##### Data

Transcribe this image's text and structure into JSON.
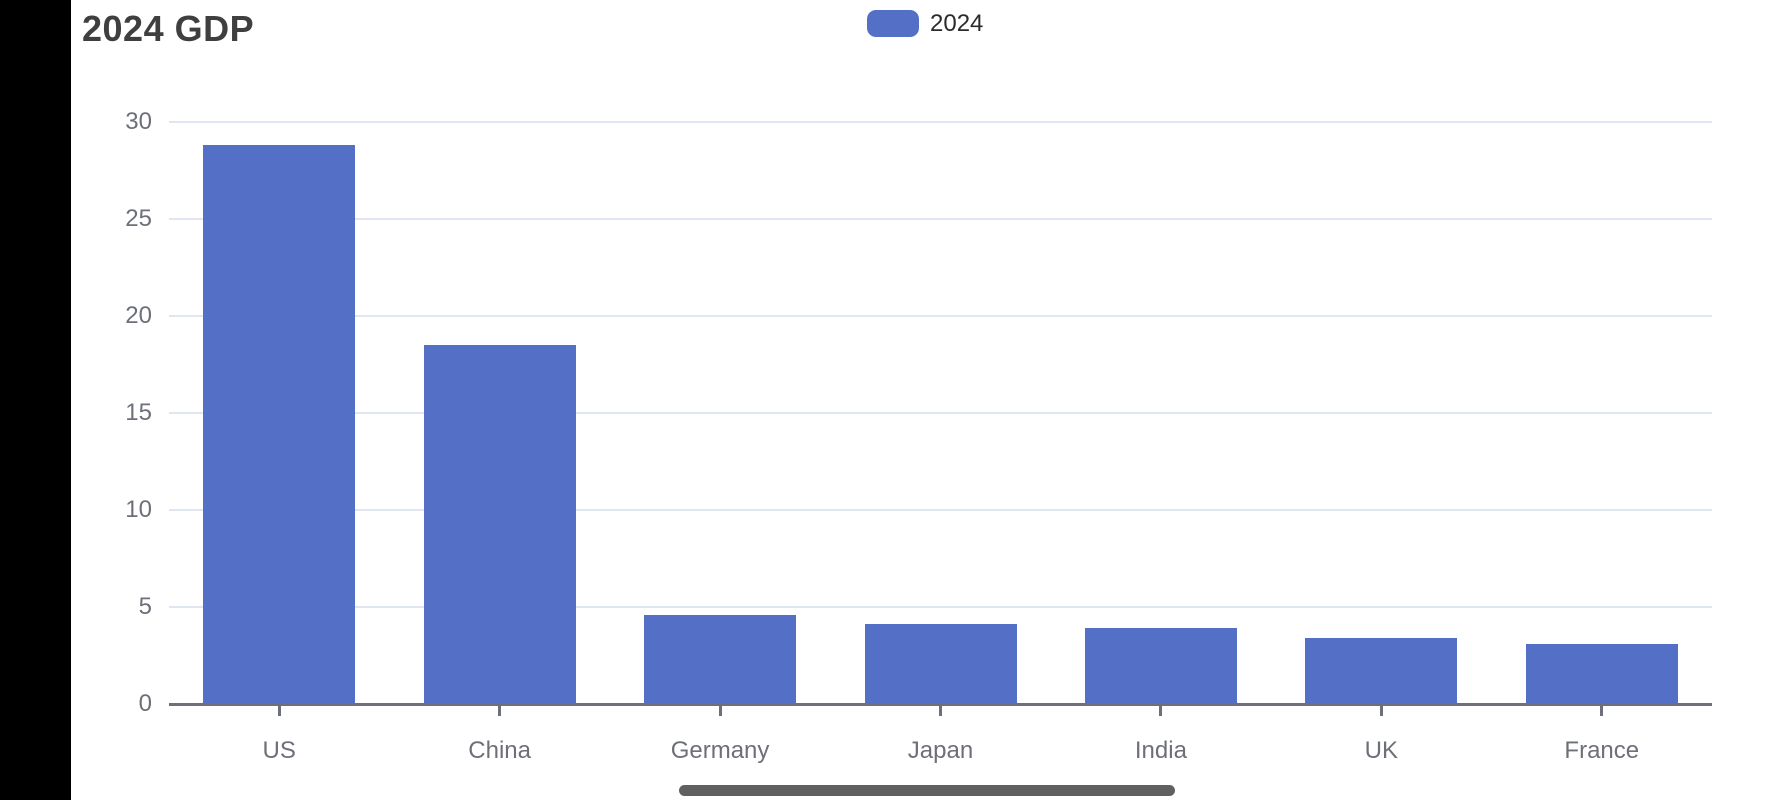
{
  "title": "2024 GDP",
  "legend": {
    "label": "2024",
    "swatch_color": "#5470C6"
  },
  "chart_data": {
    "type": "bar",
    "title": "2024 GDP",
    "categories": [
      "US",
      "China",
      "Germany",
      "Japan",
      "India",
      "UK",
      "France"
    ],
    "series": [
      {
        "name": "2024",
        "values": [
          28.8,
          18.5,
          4.6,
          4.1,
          3.9,
          3.4,
          3.1
        ]
      }
    ],
    "xlabel": "",
    "ylabel": "",
    "ylim": [
      0,
      30
    ],
    "yticks": [
      0,
      5,
      10,
      15,
      20,
      25,
      30
    ],
    "grid": true,
    "legend_position": "top-center",
    "bar_color": "#5470C6",
    "gridline_color": "#E0E6F1",
    "axis_color": "#6E7079"
  },
  "scrollbar": {
    "color": "#606060"
  }
}
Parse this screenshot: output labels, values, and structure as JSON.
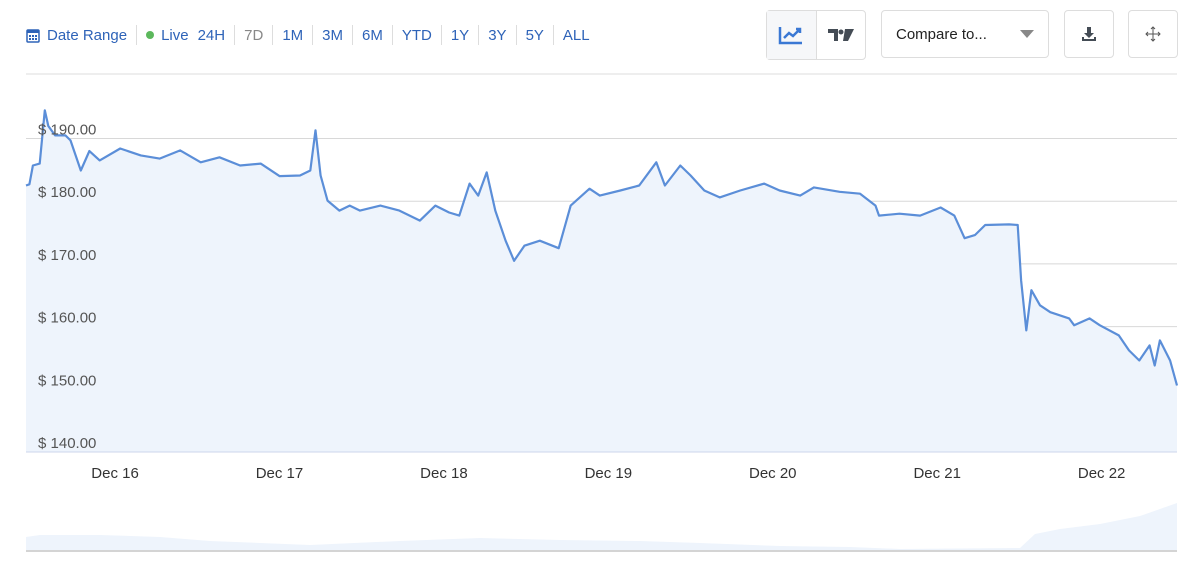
{
  "toolbar": {
    "date_range": "Date Range",
    "live": "Live",
    "ranges": [
      "24H",
      "7D",
      "1M",
      "3M",
      "6M",
      "YTD",
      "1Y",
      "3Y",
      "5Y",
      "ALL"
    ],
    "active_range": "7D",
    "compare": "Compare to...",
    "icons": [
      "calendar-icon",
      "line-chart-icon",
      "tradingview-icon",
      "caret-down-icon",
      "download-icon",
      "fullscreen-move-icon"
    ],
    "live_color": "#5cb85c",
    "accent": "#2e63b8"
  },
  "chart_data": {
    "type": "area",
    "ylim": [
      140,
      195
    ],
    "yticks": [
      "$ 140.00",
      "$ 150.00",
      "$ 160.00",
      "$ 170.00",
      "$ 180.00",
      "$ 190.00"
    ],
    "ytick_values": [
      140,
      150,
      160,
      170,
      180,
      190
    ],
    "xticks": [
      "Dec 16",
      "Dec 17",
      "Dec 18",
      "Dec 19",
      "Dec 20",
      "Dec 21",
      "Dec 22"
    ],
    "xtick_values": [
      "12-16 00:00",
      "12-17 00:00",
      "12-18 00:00",
      "12-19 00:00",
      "12-20 00:00",
      "12-21 00:00",
      "12-22 00:00"
    ],
    "xlim": [
      "12-15 11:00",
      "12-22 11:00"
    ],
    "grid": true,
    "line_color": "#5b8ed8",
    "fill_color": "#eef4fc",
    "points": [
      [
        "12-15 11:00",
        182.5
      ],
      [
        "12-15 11:30",
        182.7
      ],
      [
        "12-15 12:00",
        185.7
      ],
      [
        "12-15 13:00",
        186
      ],
      [
        "12-15 13:45",
        194.5
      ],
      [
        "12-15 14:15",
        192
      ],
      [
        "12-15 15:15",
        190.5
      ],
      [
        "12-15 16:45",
        190.5
      ],
      [
        "12-15 17:30",
        189.7
      ],
      [
        "12-15 19:00",
        184.9
      ],
      [
        "12-15 20:15",
        188
      ],
      [
        "12-15 21:45",
        186.5
      ],
      [
        "12-16 00:45",
        188.4
      ],
      [
        "12-16 03:45",
        187.3
      ],
      [
        "12-16 06:30",
        186.8
      ],
      [
        "12-16 09:30",
        188.1
      ],
      [
        "12-16 12:30",
        186.2
      ],
      [
        "12-16 15:15",
        187
      ],
      [
        "12-16 18:15",
        185.7
      ],
      [
        "12-16 21:15",
        186
      ],
      [
        "12-17 00:00",
        184
      ],
      [
        "12-17 03:00",
        184.1
      ],
      [
        "12-17 04:30",
        184.9
      ],
      [
        "12-17 05:15",
        191.3
      ],
      [
        "12-17 06:00",
        184.1
      ],
      [
        "12-17 07:00",
        180.1
      ],
      [
        "12-17 08:45",
        178.5
      ],
      [
        "12-17 10:15",
        179.3
      ],
      [
        "12-17 11:45",
        178.5
      ],
      [
        "12-17 14:45",
        179.3
      ],
      [
        "12-17 17:30",
        178.5
      ],
      [
        "12-17 20:30",
        176.9
      ],
      [
        "12-17 22:45",
        179.3
      ],
      [
        "12-18 00:45",
        178.2
      ],
      [
        "12-18 02:15",
        177.7
      ],
      [
        "12-18 03:45",
        182.8
      ],
      [
        "12-18 05:00",
        180.9
      ],
      [
        "12-18 06:15",
        184.6
      ],
      [
        "12-18 07:30",
        178.5
      ],
      [
        "12-18 09:00",
        173.7
      ],
      [
        "12-18 10:15",
        170.5
      ],
      [
        "12-18 11:45",
        172.9
      ],
      [
        "12-18 14:00",
        173.7
      ],
      [
        "12-18 16:45",
        172.5
      ],
      [
        "12-18 18:30",
        179.3
      ],
      [
        "12-18 21:15",
        182
      ],
      [
        "12-18 22:45",
        180.9
      ],
      [
        "12-19 01:45",
        181.7
      ],
      [
        "12-19 04:30",
        182.5
      ],
      [
        "12-19 07:00",
        186.2
      ],
      [
        "12-19 08:15",
        182.5
      ],
      [
        "12-19 10:30",
        185.7
      ],
      [
        "12-19 12:00",
        184.1
      ],
      [
        "12-19 14:00",
        181.7
      ],
      [
        "12-19 16:15",
        180.6
      ],
      [
        "12-19 19:15",
        181.7
      ],
      [
        "12-19 22:45",
        182.8
      ],
      [
        "12-20 01:00",
        181.7
      ],
      [
        "12-20 04:00",
        180.9
      ],
      [
        "12-20 06:00",
        182.2
      ],
      [
        "12-20 09:45",
        181.5
      ],
      [
        "12-20 12:45",
        181.2
      ],
      [
        "12-20 15:00",
        179.3
      ],
      [
        "12-20 15:30",
        177.7
      ],
      [
        "12-20 18:30",
        178
      ],
      [
        "12-20 21:30",
        177.7
      ],
      [
        "12-21 00:30",
        179
      ],
      [
        "12-21 02:30",
        177.7
      ],
      [
        "12-21 04:00",
        174.1
      ],
      [
        "12-21 05:30",
        174.6
      ],
      [
        "12-21 07:00",
        176.2
      ],
      [
        "12-21 10:30",
        176.3
      ],
      [
        "12-21 11:45",
        176.2
      ],
      [
        "12-21 12:15",
        167.4
      ],
      [
        "12-21 13:00",
        159.4
      ],
      [
        "12-21 13:45",
        165.8
      ],
      [
        "12-21 15:00",
        163.4
      ],
      [
        "12-21 16:30",
        162.3
      ],
      [
        "12-21 19:15",
        161.3
      ],
      [
        "12-21 20:00",
        160.2
      ],
      [
        "12-21 22:15",
        161.3
      ],
      [
        "12-21 23:45",
        160.2
      ],
      [
        "12-22 02:30",
        158.6
      ],
      [
        "12-22 04:00",
        156.2
      ],
      [
        "12-22 05:30",
        154.6
      ],
      [
        "12-22 07:00",
        157
      ],
      [
        "12-22 07:45",
        153.8
      ],
      [
        "12-22 08:30",
        157.8
      ],
      [
        "12-22 10:00",
        154.6
      ],
      [
        "12-22 11:00",
        150.6
      ]
    ]
  }
}
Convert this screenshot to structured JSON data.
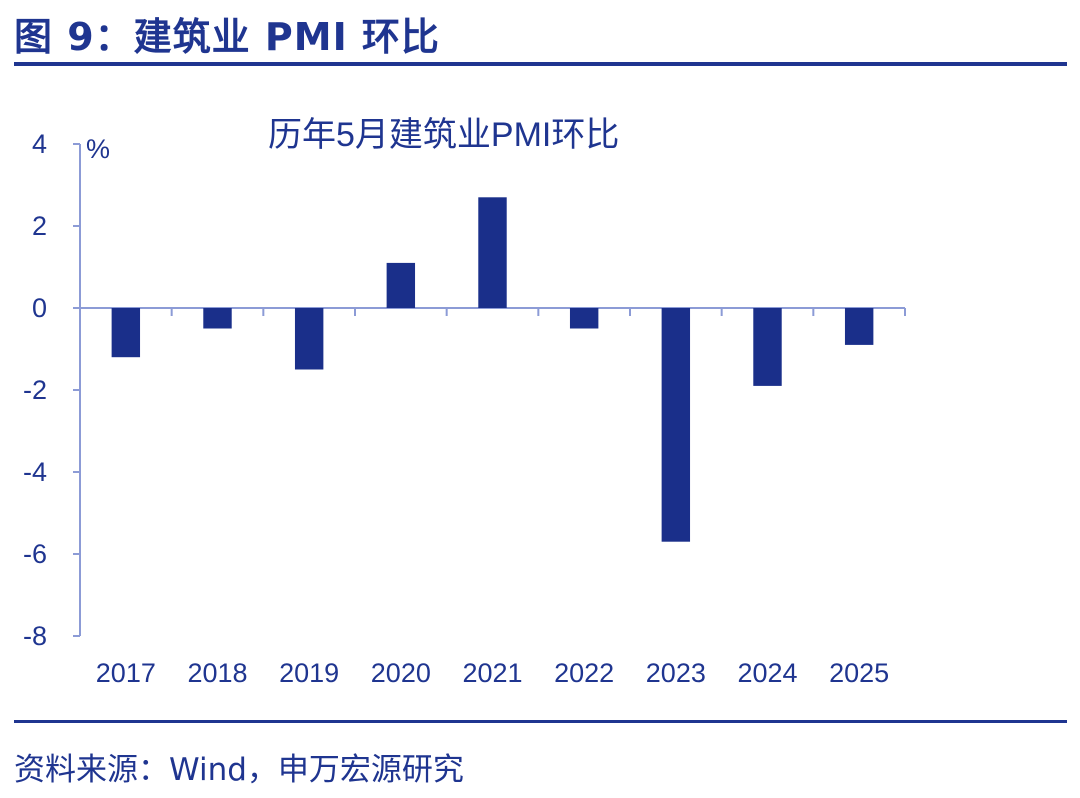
{
  "figure_title": "图 9：建筑业 PMI 环比",
  "source_note": "资料来源：Wind，申万宏源研究",
  "colors": {
    "accent": "#1f3590",
    "bar": "#1a2f8a",
    "axis": "#8c9bd6"
  },
  "chart_data": {
    "type": "bar",
    "title": "历年5月建筑业PMI环比",
    "unit_label": "%",
    "categories": [
      "2017",
      "2018",
      "2019",
      "2020",
      "2021",
      "2022",
      "2023",
      "2024",
      "2025"
    ],
    "values": [
      -1.2,
      -0.5,
      -1.5,
      1.1,
      2.7,
      -0.5,
      -5.7,
      -1.9,
      -0.9
    ],
    "ylim": [
      -8,
      4
    ],
    "yticks": [
      4,
      2,
      0,
      -2,
      -4,
      -6,
      -8
    ],
    "xlabel": "",
    "ylabel": "%",
    "legend": "none",
    "grid": false
  }
}
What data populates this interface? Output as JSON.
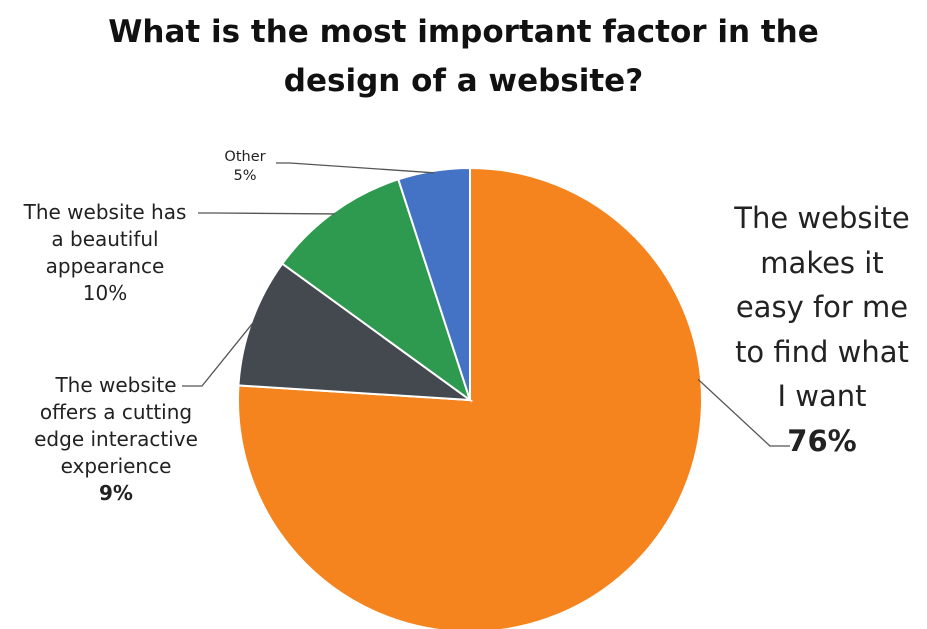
{
  "chart_data": {
    "type": "pie",
    "title_lines": [
      "What is the most important factor in the",
      "design of a website?"
    ],
    "slices": [
      {
        "label_lines": [
          "The website",
          "makes it",
          "easy for me",
          "to find what",
          "I want"
        ],
        "value": 76,
        "value_label": "76%",
        "color": "#f5841f",
        "pct_bold": true
      },
      {
        "label_lines": [
          "The website",
          "offers a cutting",
          "edge interactive",
          "experience"
        ],
        "value": 9,
        "value_label": "9%",
        "color": "#44494f",
        "pct_bold": true
      },
      {
        "label_lines": [
          "The website has",
          "a beautiful",
          "appearance"
        ],
        "value": 10,
        "value_label": "10%",
        "color": "#2e9a4f",
        "pct_bold": false
      },
      {
        "label_lines": [
          "Other"
        ],
        "value": 5,
        "value_label": "5%",
        "color": "#4472c4",
        "pct_bold": false
      }
    ]
  }
}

##########

» **Required work**
Find how many lines of the listing include the string "screenshot" and give that number, nothing else.

» **Response to this exercise**
2